--- Aim of the task ---
Write the records below out in full, character for character, with no pictures.

* * *

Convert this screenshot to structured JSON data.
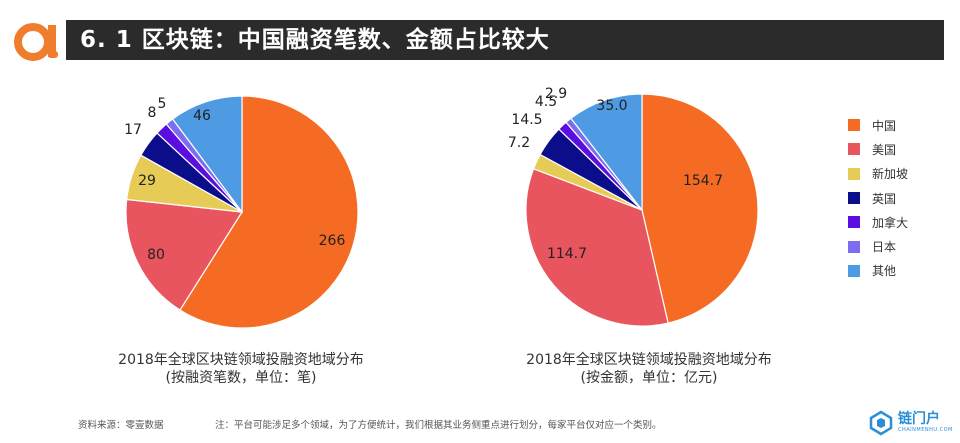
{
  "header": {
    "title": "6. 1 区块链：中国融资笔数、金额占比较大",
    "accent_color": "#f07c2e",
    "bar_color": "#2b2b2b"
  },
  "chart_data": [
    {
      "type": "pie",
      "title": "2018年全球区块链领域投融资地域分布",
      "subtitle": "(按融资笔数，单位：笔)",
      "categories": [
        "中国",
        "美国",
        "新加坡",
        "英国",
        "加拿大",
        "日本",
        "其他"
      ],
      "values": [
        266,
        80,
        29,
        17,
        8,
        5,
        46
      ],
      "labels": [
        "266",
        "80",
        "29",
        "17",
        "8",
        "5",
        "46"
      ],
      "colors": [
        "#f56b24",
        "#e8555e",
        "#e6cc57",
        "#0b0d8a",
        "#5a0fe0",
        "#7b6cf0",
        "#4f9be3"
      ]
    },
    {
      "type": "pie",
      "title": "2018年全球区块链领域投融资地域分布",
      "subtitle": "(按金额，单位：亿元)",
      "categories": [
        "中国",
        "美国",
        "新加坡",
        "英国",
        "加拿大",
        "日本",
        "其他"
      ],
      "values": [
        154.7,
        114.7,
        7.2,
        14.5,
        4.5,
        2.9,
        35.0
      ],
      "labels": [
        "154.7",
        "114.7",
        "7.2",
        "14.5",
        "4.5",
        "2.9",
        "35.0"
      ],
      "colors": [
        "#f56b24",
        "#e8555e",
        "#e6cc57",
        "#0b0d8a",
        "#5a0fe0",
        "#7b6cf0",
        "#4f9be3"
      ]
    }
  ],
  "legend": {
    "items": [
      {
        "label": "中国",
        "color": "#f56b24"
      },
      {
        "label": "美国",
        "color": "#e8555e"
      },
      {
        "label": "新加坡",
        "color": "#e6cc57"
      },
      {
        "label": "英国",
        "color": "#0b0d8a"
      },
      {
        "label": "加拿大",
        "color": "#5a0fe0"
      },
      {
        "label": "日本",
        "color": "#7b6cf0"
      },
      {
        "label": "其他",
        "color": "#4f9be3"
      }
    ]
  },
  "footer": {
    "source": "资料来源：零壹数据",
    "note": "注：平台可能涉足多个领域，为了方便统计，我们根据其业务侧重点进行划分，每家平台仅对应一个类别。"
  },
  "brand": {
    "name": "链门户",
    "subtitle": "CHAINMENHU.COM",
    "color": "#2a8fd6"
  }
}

* * *

--- Correct output ---
Convert this screenshot to structured JSON data.
{
  "header": {
    "title": "6. 1 区块链：中国融资笔数、金额占比较大",
    "accent_color": "#f07c2e",
    "bar_color": "#2b2b2b"
  },
  "chart_data": [
    {
      "type": "pie",
      "title": "2018年全球区块链领域投融资地域分布",
      "subtitle": "(按融资笔数，单位：笔)",
      "categories": [
        "中国",
        "美国",
        "新加坡",
        "英国",
        "加拿大",
        "日本",
        "其他"
      ],
      "values": [
        266,
        80,
        29,
        17,
        8,
        5,
        46
      ],
      "labels": [
        "266",
        "80",
        "29",
        "17",
        "8",
        "5",
        "46"
      ],
      "colors": [
        "#f56b24",
        "#e8555e",
        "#e6cc57",
        "#0b0d8a",
        "#5a0fe0",
        "#7b6cf0",
        "#4f9be3"
      ]
    },
    {
      "type": "pie",
      "title": "2018年全球区块链领域投融资地域分布",
      "subtitle": "(按金额，单位：亿元)",
      "categories": [
        "中国",
        "美国",
        "新加坡",
        "英国",
        "加拿大",
        "日本",
        "其他"
      ],
      "values": [
        154.7,
        114.7,
        7.2,
        14.5,
        4.5,
        2.9,
        35.0
      ],
      "labels": [
        "154.7",
        "114.7",
        "7.2",
        "14.5",
        "4.5",
        "2.9",
        "35.0"
      ],
      "colors": [
        "#f56b24",
        "#e8555e",
        "#e6cc57",
        "#0b0d8a",
        "#5a0fe0",
        "#7b6cf0",
        "#4f9be3"
      ]
    }
  ],
  "legend": {
    "items": [
      {
        "label": "中国",
        "color": "#f56b24"
      },
      {
        "label": "美国",
        "color": "#e8555e"
      },
      {
        "label": "新加坡",
        "color": "#e6cc57"
      },
      {
        "label": "英国",
        "color": "#0b0d8a"
      },
      {
        "label": "加拿大",
        "color": "#5a0fe0"
      },
      {
        "label": "日本",
        "color": "#7b6cf0"
      },
      {
        "label": "其他",
        "color": "#4f9be3"
      }
    ]
  },
  "footer": {
    "source": "资料来源：零壹数据",
    "note": "注：平台可能涉足多个领域，为了方便统计，我们根据其业务侧重点进行划分，每家平台仅对应一个类别。"
  },
  "brand": {
    "name": "链门户",
    "subtitle": "CHAINMENHU.COM",
    "color": "#2a8fd6"
  }
}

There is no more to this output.